**PROMPT**:
Identify the lines that contain the string "Extremes", then copy each of them.

**INPUT DATA**:
## begin
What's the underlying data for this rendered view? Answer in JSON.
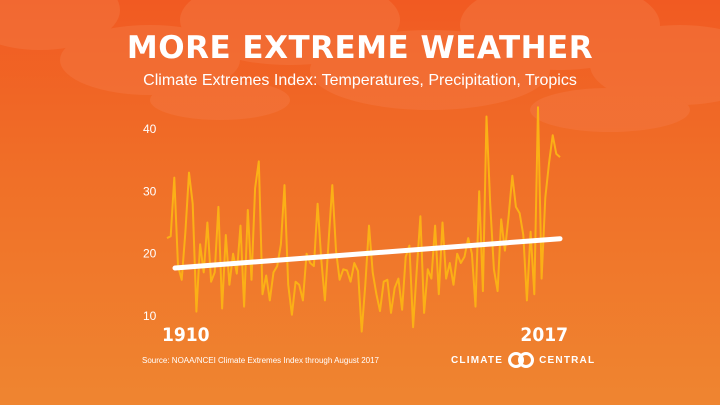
{
  "title": "MORE EXTREME WEATHER",
  "subtitle": "Climate Extremes Index: Temperatures, Precipitation, Tropics",
  "source": "Source: NOAA/NCEI Climate Extremes Index through August 2017",
  "brand": {
    "left": "CLIMATE",
    "right": "CENTRAL",
    "icon": "climate-central-logo-icon"
  },
  "colors": {
    "background": "#f15a22",
    "series": "#fbb016",
    "trend": "#ffffff"
  },
  "chart_data": {
    "type": "line",
    "title": "MORE EXTREME WEATHER",
    "subtitle": "Climate Extremes Index: Temperatures, Precipitation, Tropics",
    "xlabel": "",
    "ylabel": "",
    "xlim": [
      1910,
      2017
    ],
    "ylim": [
      10,
      45
    ],
    "yticks": [
      10,
      20,
      30,
      40
    ],
    "xtick_labels": [
      "1910",
      "2017"
    ],
    "grid": false,
    "legend": "none",
    "x": [
      1910,
      1911,
      1912,
      1913,
      1914,
      1915,
      1916,
      1917,
      1918,
      1919,
      1920,
      1921,
      1922,
      1923,
      1924,
      1925,
      1926,
      1927,
      1928,
      1929,
      1930,
      1931,
      1932,
      1933,
      1934,
      1935,
      1936,
      1937,
      1938,
      1939,
      1940,
      1941,
      1942,
      1943,
      1944,
      1945,
      1946,
      1947,
      1948,
      1949,
      1950,
      1951,
      1952,
      1953,
      1954,
      1955,
      1956,
      1957,
      1958,
      1959,
      1960,
      1961,
      1962,
      1963,
      1964,
      1965,
      1966,
      1967,
      1968,
      1969,
      1970,
      1971,
      1972,
      1973,
      1974,
      1975,
      1976,
      1977,
      1978,
      1979,
      1980,
      1981,
      1982,
      1983,
      1984,
      1985,
      1986,
      1987,
      1988,
      1989,
      1990,
      1991,
      1992,
      1993,
      1994,
      1995,
      1996,
      1997,
      1998,
      1999,
      2000,
      2001,
      2002,
      2003,
      2004,
      2005,
      2006,
      2007,
      2008,
      2009,
      2010,
      2011,
      2012,
      2013,
      2014,
      2015,
      2016,
      2017
    ],
    "series": [
      {
        "values": [
          22.5,
          22.8,
          32.2,
          18.0,
          15.8,
          23.5,
          33.0,
          28.0,
          10.7,
          21.5,
          17.0,
          25.0,
          15.5,
          17.0,
          27.5,
          11.2,
          23.0,
          15.0,
          20.0,
          16.8,
          24.5,
          11.5,
          27.0,
          15.8,
          30.5,
          34.8,
          13.5,
          16.5,
          12.5,
          17.0,
          18.0,
          21.5,
          31.0,
          15.0,
          10.2,
          15.5,
          15.0,
          12.5,
          20.0,
          18.5,
          18.0,
          28.0,
          19.0,
          12.5,
          22.0,
          31.0,
          20.5,
          15.8,
          17.5,
          17.3,
          15.5,
          18.5,
          17.2,
          7.5,
          15.0,
          24.5,
          17.0,
          13.5,
          10.8,
          15.5,
          15.8,
          10.5,
          14.5,
          16.0,
          11.0,
          19.5,
          21.3,
          8.2,
          17.5,
          26.0,
          10.5,
          17.5,
          16.0,
          24.5,
          13.5,
          25.0,
          16.0,
          18.5,
          15.0,
          20.0,
          18.5,
          19.5,
          22.5,
          20.0,
          11.5,
          30.0,
          14.0,
          42.0,
          28.0,
          17.5,
          14.0,
          25.5,
          20.5,
          26.0,
          32.5,
          27.5,
          26.5,
          23.0,
          12.5,
          23.5,
          13.5,
          43.5,
          16.0,
          29.0,
          34.5,
          39.0,
          36.0,
          35.5
        ]
      },
      {
        "type": "trend",
        "x": [
          1910,
          2017
        ],
        "values": [
          17.7,
          22.4
        ]
      }
    ]
  }
}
## end
**FULL SOLUTION**:
  "subtitle": "Climate Extremes Index: Temperatures, Precipitation, Tropics",
  "source": "Source: NOAA/NCEI Climate Extremes Index through August 2017",
    "subtitle": "Climate Extremes Index: Temperatures, Precipitation, Tropics",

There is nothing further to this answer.